— begin —

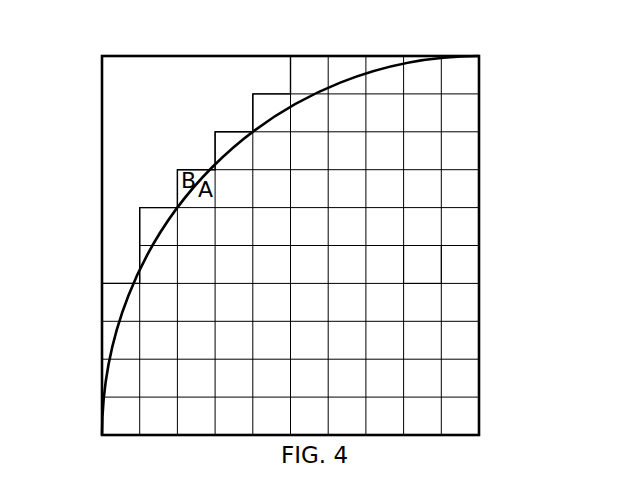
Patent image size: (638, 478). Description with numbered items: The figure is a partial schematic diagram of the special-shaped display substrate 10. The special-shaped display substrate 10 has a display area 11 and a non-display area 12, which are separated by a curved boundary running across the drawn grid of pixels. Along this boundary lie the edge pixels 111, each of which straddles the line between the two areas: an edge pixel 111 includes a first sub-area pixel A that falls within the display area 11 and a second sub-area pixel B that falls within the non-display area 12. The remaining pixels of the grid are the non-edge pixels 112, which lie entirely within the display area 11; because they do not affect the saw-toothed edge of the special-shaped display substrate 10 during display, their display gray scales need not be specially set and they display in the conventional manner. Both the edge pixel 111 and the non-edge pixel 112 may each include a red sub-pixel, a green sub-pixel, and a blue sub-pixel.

The special-shaped display substrate 10 is at (480, 89).
The display area 11 is at (405, 227).
The non-display area 12 is at (168, 78).
The edge pixel 111 is at (180, 188).
The non-edge pixel 112 is at (430, 264).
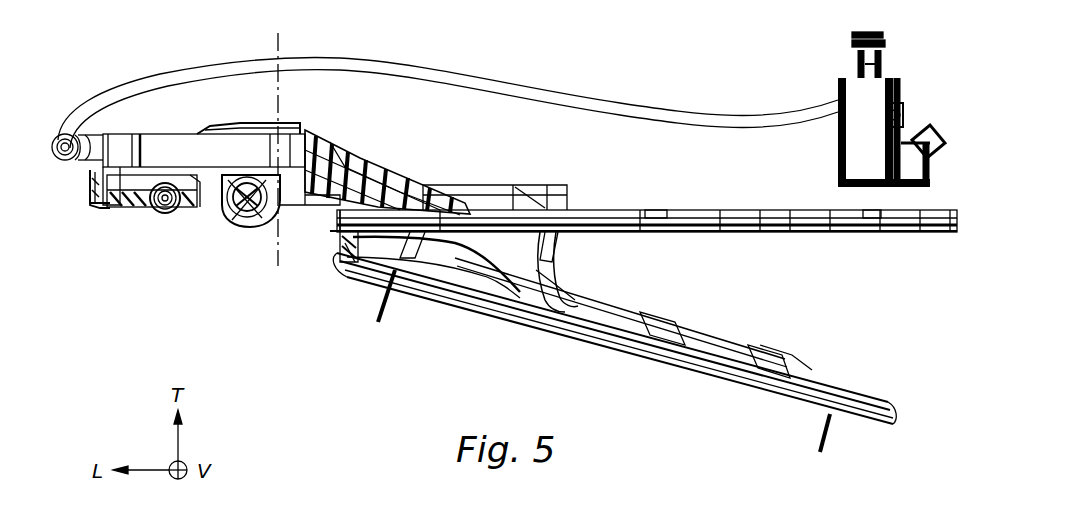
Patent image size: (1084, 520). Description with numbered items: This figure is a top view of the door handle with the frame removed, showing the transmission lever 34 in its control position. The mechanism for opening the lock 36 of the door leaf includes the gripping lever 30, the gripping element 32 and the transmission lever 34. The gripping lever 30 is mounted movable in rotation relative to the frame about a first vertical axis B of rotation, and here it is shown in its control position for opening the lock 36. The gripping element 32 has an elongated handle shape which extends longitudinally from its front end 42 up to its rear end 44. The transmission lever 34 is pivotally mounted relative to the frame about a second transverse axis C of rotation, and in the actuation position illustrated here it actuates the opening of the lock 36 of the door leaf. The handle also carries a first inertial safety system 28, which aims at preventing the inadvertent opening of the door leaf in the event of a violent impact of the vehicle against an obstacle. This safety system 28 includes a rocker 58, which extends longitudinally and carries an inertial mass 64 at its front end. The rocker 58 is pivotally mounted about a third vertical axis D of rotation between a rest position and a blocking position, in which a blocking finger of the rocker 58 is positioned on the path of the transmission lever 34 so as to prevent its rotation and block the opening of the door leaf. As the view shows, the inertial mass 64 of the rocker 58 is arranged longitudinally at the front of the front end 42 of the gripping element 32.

The first inertial safety system 28 is at (138, 237).
The gripping lever 30 is at (365, 148).
The gripping element 32 is at (613, 334).
The transmission lever 34 is at (181, 126).
The lock 36 is at (827, 66).
The front end 42 is at (345, 258).
The rear end 44 is at (895, 408).
The rocker 58 is at (166, 224).
The inertial mass 64 is at (110, 210).
The first vertical axis of rotation B is at (250, 232).
The second transverse axis of rotation C is at (282, 38).
The third vertical axis of rotation D is at (170, 210).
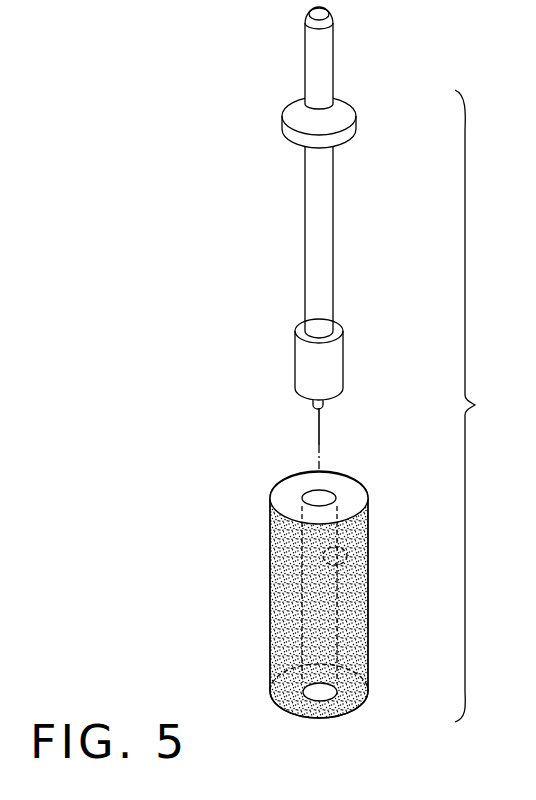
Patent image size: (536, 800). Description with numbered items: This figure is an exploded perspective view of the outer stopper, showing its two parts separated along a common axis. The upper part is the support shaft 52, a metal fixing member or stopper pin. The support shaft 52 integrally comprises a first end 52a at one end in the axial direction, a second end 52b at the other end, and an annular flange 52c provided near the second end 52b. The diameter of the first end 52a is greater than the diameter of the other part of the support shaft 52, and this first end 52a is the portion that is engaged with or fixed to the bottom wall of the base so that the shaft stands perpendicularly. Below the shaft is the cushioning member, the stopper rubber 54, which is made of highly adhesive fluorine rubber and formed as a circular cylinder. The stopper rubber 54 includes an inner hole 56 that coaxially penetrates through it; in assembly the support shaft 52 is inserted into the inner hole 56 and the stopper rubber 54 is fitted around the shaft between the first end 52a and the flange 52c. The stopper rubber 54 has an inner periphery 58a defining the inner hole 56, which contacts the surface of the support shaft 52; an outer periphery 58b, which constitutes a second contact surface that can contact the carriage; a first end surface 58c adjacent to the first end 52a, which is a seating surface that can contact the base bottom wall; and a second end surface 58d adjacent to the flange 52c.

The support shaft 52 is at (319, 253).
The first end 52a is at (330, 368).
The second end 52b is at (334, 22).
The annular flange 52c is at (340, 112).
The stopper rubber 54 is at (315, 591).
The inner hole 56 is at (325, 497).
The inner periphery 58a is at (347, 555).
The outer periphery 58b is at (368, 602).
The first end surface 58c is at (345, 712).
The second end surface 58d is at (288, 492).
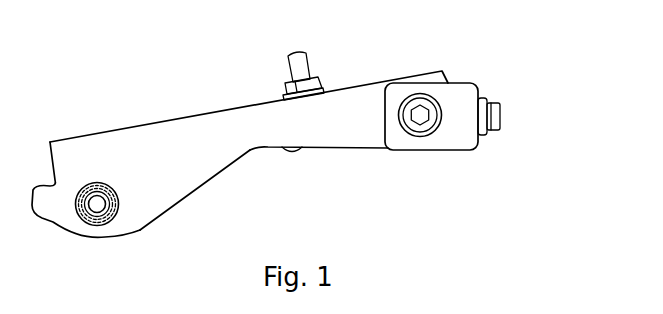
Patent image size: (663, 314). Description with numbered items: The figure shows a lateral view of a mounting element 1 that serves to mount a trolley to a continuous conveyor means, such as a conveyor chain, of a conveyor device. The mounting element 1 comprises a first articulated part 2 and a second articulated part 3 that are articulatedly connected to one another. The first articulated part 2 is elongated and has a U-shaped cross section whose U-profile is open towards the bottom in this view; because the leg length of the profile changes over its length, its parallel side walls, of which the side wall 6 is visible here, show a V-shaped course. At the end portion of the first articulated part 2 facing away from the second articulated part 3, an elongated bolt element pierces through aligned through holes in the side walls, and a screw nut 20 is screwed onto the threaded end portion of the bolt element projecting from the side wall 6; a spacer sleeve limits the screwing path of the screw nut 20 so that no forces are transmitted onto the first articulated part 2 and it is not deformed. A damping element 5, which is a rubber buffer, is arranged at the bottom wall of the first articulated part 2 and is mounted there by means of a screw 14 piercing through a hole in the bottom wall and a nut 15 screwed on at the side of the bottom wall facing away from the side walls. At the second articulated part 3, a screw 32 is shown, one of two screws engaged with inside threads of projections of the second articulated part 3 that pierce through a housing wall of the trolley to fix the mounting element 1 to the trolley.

— end —

**What you have to do**
Convert every line of the records above into a JSON list of strings, one string per line, with blank lines omitted. Leave the pictures out.

**Final answer**
[
  "Patent image size: (638, 478). Description with numbered items: The figure is a partial schematic diagram of the special-shaped display substrate 10. The special-shaped display substrate 10 has a display area 11 and a non-display area 12, which are separated by a curved boundary running across the drawn grid of pixels. Along this boundary lie the edge pixels 111, each of which straddles the line between the two areas: an edge pixel 111 includes a first sub-area pixel A that falls within the display area 11 and a second sub-area pixel B that falls within the non-display area 12. The remaining pixels of the grid are the non-edge pixels 112, which lie entirely within the display area 11; because they do not affect the saw-toothed edge of the special-shaped display substrate 10 during display, their display gray scales need not be specially set and they display in the conventional manner. Both the edge pixel 111 and the non-edge pixel 112 may each include a red sub-pixel, a green sub-pixel, and a blue sub-pixel.",
  "The special-shaped display substrate 10 is at (480, 89).",
  "The display area 11 is at (405, 227).",
  "The non-display area 12 is at (168, 78).",
  "The edge pixel 111 is at (180, 188).",
  "The non-edge pixel 112 is at (430, 264).",
  "Patent image size: (1084, 520). Description with numbered items: This figure is a top view of the door handle with the frame removed, showing the transmission lever 34 in its control position. The mechanism for opening the lock 36 of the door leaf includes the gripping lever 30, the gripping element 32 and the transmission lever 34. The gripping lever 30 is mounted movable in rotation relative to the frame about a first vertical axis B of rotation, and here it is shown in its control position for opening the lock 36. The gripping element 32 has an elongated handle shape which extends longitudinally from its front end 42 up to its rear end 44. The transmission lever 34 is pivotally mounted relative to the frame about a second transverse axis C of rotation, and in the actuation position illustrated here it actuates the opening of the lock 36 of the door leaf. The handle also carries a first inertial safety system 28, which aims at preventing the inadvertent opening of the door leaf in the event of a violent impact of the vehicle against an obstacle. This safety system 28 includes a rocker 58, which extends longitudinally and carries an inertial mass 64 at its front end. The rocker 58 is pivotally mounted about a third vertical axis D of rotation between a rest position and a blocking position, in which a blocking finger of the rocker 58 is positioned on the path of the transmission lever 34 so as to prevent its rotation and block the opening of the door leaf. As the view shows, the inertial mass 64 of the rocker 58 is arranged longitudinally at the front of the front end 42 of the gripping element 32.",
  "The first inertial safety system 28 is at (138, 237).",
  "The gripping lever 30 is at (365, 148).",
  "The gripping element 32 is at (613, 334).",
  "The transmission lever 34 is at (181, 126).",
  "The lock 36 is at (827, 66).",
  "The front end 42 is at (345, 258).",
  "The rear end 44 is at (895, 408).",
  "The rocker 58 is at (166, 224).",
  "The inertial mass 64 is at (110, 210).",
  "The first vertical axis of rotation B is at (250, 232).",
  "The second transverse axis of rotation C is at (282, 38).",
  "The third vertical axis of rotation D is at (170, 210).",
  "Patent image size: (536, 800). Description with numbered items: This figure is an exploded perspective view of the outer stopper, showing its two parts separated along a common axis. The upper part is the support shaft 52, a metal fixing member or stopper pin. The support shaft 52 integrally comprises a first end 52a at one end in the axial direction, a second end 52b at the other end, and an annular flange 52c provided near the second end 52b. The diameter of the first end 52a is greater than the diameter of the other part of the support shaft 52, and this first end 52a is the portion that is engaged with or fixed to the bottom wall of the base so that the shaft stands perpendicularly. Below the shaft is the cushioning member, the stopper rubber 54, which is made of highly adhesive fluorine rubber and formed as a circular cylinder. The stopper rubber 54 includes an inner hole 56 that coaxially penetrates through it; in assembly the support shaft 52 is inserted into the inner hole 56 and the stopper rubber 54 is fitted around the shaft between the first end 52a and the flange 52c. The stopper rubber 54 has an inner periphery 58a defining the inner hole 56, which contacts the surface of the support shaft 52; an outer periphery 58b, which constitutes a second contact surface that can contact the carriage; a first end surface 58c adjacent to the first end 52a, which is a seating surface that can contact the base bottom wall; and a second end surface 58d adjacent to the flange 52c.",
  "The support shaft 52 is at (319, 253).",
  "The first end 52a is at (330, 368).",
  "The second end 52b is at (334, 22).",
  "The annular flange 52c is at (340, 112).",
  "The stopper rubber 54 is at (315, 591).",
  "The inner hole 56 is at (325, 497).",
  "The inner periphery 58a is at (347, 555).",
  "The outer periphery 58b is at (368, 602).",
  "The first end surface 58c is at (345, 712).",
  "The second end surface 58d is at (288, 492).",
  "Patent image size: (663, 314). Description with numbered items: The figure shows a lateral view of a mounting element 1 that serves to mount a trolley to a continuous conveyor means, such as a conveyor chain, of a conveyor device. The mounting element 1 comprises a first articulated part 2 and a second articulated part 3 that are articulatedly connected to one another. The first articulated part 2 is elongated and has a U-shaped cross section whose U-profile is open towards the bottom in this view; because the leg length of the profile changes over its length, its parallel side walls, of which the side wall 6 is visible here, show a V-shaped course. At the end portion of the first articulated part 2 facing away from the second articulated part 3, an elongated bolt element pierces through aligned through holes in the side walls, and a screw nut 20 is screwed onto the threaded end portion of the bolt element projecting from the side wall 6; a spacer sleeve limits the screwing path of the screw nut 20 so that no forces are transmitted onto the first articulated part 2 and it is not deformed. A damping element 5, which is a rubber buffer, is arranged at the bottom wall of the first articulated part 2 and is mounted there by means of a screw 14 piercing through a hole in the bottom wall and a nut 15 screwed on at the side of the bottom wall facing away from the side walls. At the second articulated part 3, a screw 32 is shown, one of two screws engaged with inside threads of projections of the second articulated part 3 that pierce through a housing wall of the trolley to fix the mounting element 1 to the trolley."
]